Task data:
######

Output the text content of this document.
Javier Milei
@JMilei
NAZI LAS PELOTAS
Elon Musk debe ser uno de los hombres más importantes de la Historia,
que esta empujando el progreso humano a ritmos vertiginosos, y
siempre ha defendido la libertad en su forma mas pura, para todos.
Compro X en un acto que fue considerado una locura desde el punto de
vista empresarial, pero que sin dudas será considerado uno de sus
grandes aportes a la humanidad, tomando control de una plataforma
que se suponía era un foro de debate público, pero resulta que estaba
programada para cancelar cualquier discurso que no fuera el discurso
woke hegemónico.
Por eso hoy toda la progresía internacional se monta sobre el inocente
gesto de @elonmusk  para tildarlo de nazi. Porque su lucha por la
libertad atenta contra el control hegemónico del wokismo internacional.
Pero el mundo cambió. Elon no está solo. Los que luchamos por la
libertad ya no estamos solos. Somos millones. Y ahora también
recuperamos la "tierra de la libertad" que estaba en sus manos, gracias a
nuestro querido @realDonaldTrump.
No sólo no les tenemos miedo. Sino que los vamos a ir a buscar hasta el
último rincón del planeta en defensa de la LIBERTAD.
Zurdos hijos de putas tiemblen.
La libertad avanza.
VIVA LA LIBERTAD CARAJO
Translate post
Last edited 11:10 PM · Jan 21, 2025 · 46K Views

######

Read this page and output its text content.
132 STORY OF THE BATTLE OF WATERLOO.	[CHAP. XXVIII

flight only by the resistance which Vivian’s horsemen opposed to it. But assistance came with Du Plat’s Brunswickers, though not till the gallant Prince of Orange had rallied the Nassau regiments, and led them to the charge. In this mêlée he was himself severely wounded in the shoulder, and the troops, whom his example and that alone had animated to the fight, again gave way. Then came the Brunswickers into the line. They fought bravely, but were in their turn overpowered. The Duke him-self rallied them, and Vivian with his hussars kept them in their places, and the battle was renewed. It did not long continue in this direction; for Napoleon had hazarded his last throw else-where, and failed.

######

Task goal: Looking at the data above, show all lines where the word "estaba" occurs.

Written reply:
que se suponía era un foro de debate público, pero resulta que estaba
recuperamos la "tierra de la libertad" que estaba en sus manos, gracias a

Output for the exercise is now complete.